Recorded data:
"""
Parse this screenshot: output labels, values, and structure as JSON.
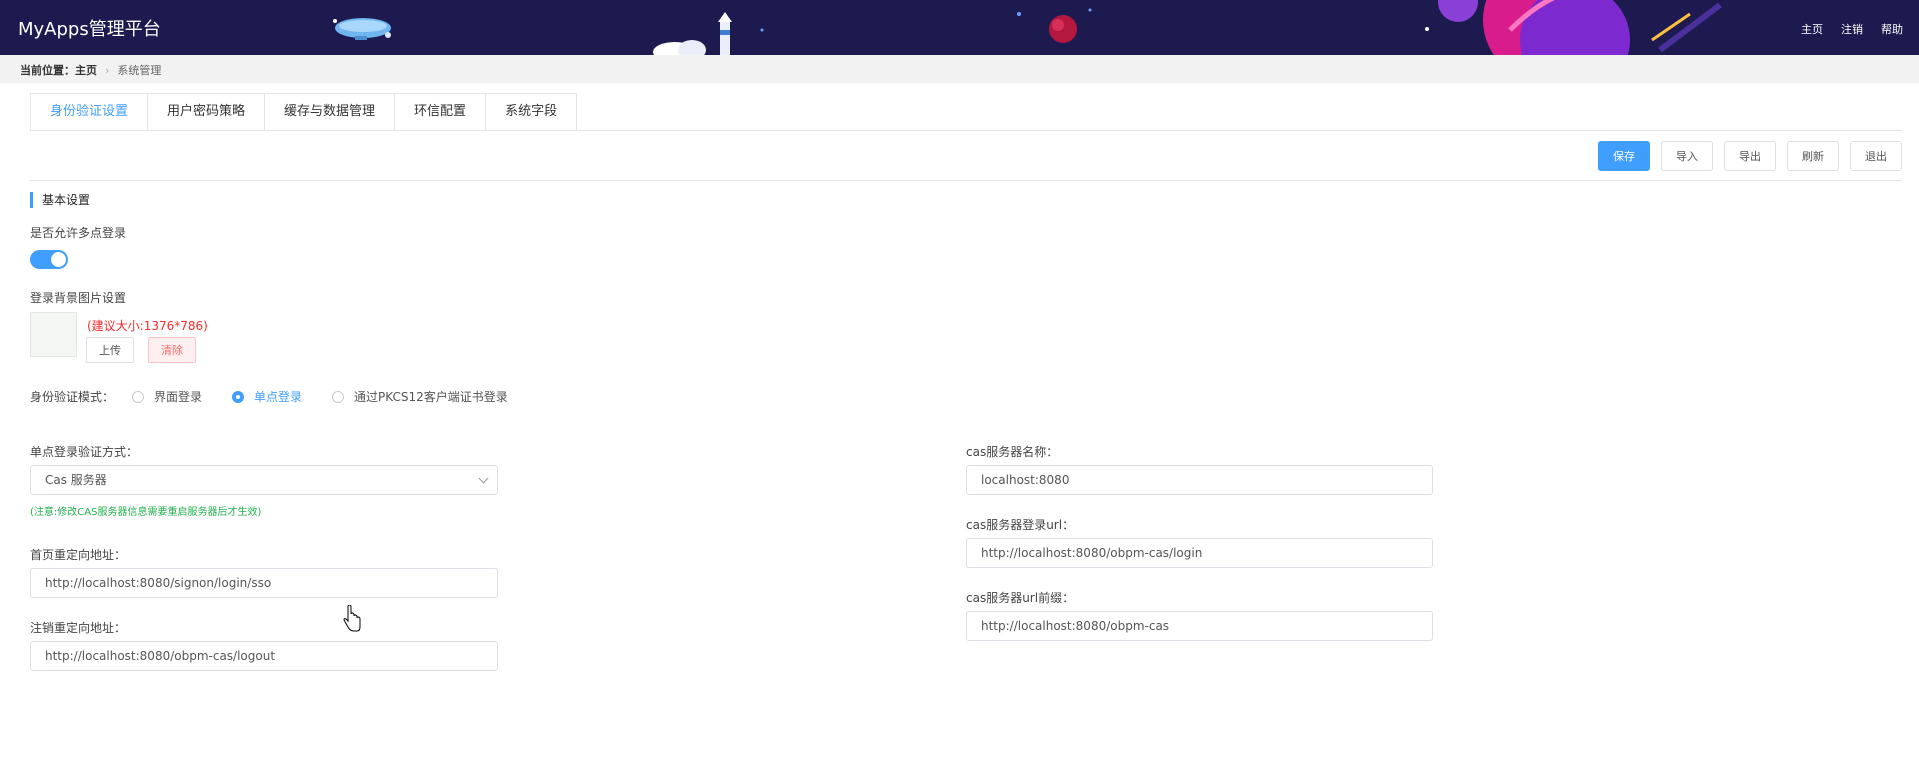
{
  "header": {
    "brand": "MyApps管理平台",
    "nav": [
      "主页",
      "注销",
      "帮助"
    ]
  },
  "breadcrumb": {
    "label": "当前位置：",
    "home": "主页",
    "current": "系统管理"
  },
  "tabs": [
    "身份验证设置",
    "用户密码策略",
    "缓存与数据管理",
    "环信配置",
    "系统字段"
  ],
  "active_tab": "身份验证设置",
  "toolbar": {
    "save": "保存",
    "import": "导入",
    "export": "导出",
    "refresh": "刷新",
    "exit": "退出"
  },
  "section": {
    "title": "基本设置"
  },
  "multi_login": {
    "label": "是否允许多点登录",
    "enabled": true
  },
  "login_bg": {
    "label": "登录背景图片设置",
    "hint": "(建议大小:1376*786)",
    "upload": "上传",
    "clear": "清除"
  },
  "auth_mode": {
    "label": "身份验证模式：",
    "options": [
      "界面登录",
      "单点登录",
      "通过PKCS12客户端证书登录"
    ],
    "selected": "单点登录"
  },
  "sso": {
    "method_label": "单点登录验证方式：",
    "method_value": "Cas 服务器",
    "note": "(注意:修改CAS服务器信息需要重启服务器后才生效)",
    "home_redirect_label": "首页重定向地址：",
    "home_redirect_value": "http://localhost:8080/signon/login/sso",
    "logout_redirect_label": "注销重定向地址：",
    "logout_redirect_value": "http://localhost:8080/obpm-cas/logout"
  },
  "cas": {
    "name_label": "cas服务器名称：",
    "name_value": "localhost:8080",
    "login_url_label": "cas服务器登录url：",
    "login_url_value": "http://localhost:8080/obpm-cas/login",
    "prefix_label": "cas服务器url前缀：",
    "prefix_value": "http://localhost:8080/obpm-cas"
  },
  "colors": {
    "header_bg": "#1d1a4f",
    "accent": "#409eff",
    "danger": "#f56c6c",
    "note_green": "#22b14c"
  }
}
"""
"""
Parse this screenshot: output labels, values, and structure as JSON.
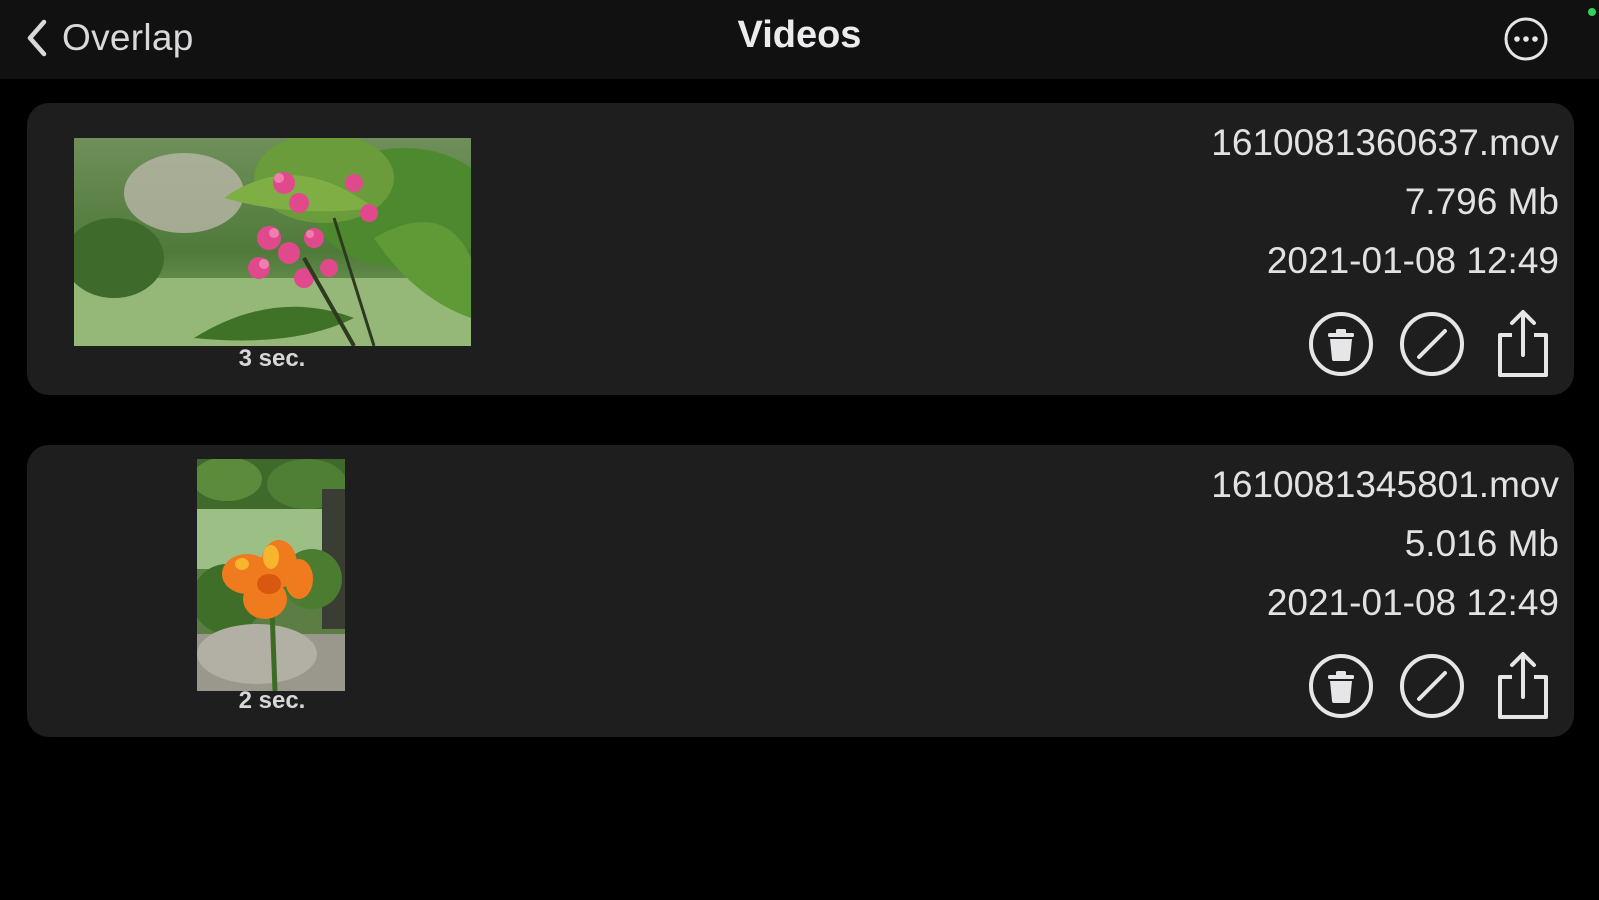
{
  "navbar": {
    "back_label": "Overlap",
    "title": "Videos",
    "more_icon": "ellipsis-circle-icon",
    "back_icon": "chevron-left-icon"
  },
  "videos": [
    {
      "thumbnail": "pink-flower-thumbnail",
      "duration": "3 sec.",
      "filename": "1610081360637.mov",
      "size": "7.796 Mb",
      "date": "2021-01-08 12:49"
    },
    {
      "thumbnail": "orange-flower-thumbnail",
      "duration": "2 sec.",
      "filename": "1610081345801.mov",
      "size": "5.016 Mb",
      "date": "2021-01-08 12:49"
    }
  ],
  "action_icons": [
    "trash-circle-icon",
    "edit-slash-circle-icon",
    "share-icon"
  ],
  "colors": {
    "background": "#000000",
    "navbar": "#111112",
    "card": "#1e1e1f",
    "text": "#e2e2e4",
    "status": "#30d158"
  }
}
"""
"""
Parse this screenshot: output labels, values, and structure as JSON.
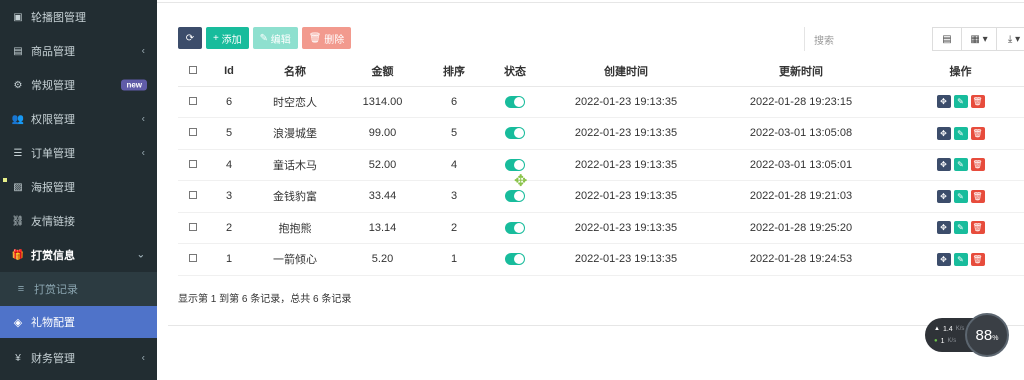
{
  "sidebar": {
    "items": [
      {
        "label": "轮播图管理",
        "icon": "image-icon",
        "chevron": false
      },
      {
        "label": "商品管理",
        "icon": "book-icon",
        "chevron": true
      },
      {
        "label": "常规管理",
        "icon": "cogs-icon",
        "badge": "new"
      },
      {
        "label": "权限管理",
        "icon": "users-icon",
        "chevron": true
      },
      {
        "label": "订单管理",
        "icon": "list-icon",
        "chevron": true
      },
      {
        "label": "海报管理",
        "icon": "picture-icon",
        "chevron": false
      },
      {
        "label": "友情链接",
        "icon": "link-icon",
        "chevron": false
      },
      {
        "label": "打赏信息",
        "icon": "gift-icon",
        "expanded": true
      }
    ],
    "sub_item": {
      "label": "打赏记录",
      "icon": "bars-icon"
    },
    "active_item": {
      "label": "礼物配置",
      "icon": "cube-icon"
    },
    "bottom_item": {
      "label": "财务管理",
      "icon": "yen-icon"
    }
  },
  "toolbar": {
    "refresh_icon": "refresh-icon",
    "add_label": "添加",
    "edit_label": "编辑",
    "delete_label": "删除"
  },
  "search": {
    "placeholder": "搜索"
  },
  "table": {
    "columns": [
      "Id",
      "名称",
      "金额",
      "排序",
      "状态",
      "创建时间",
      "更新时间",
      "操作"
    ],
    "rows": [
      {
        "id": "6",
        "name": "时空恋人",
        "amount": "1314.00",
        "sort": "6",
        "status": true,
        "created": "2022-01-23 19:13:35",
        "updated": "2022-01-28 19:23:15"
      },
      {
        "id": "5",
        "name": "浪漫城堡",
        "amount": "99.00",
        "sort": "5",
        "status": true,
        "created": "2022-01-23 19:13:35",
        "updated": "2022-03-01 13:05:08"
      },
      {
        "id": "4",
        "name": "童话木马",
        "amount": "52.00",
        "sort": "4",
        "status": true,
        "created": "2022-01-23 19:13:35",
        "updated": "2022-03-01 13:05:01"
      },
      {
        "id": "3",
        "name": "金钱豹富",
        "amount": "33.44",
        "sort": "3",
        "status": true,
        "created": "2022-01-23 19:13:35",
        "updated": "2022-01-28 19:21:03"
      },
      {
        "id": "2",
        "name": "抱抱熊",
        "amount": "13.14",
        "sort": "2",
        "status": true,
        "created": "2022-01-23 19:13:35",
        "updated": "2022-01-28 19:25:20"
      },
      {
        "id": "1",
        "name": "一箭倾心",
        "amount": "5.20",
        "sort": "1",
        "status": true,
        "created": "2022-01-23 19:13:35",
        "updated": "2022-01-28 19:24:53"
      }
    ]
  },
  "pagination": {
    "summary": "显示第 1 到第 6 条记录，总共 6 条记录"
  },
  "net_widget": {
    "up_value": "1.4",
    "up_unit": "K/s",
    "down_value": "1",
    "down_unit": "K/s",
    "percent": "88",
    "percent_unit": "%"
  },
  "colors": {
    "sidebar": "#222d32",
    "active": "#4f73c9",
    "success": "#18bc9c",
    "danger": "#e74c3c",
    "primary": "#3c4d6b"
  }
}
"""
-- Stated goal --
All lines holding the word "refresh" should be picked out and copied.

-- Solution to this problem --
    "refresh": "刷新",
    "refresh_icon": "refresh-icon",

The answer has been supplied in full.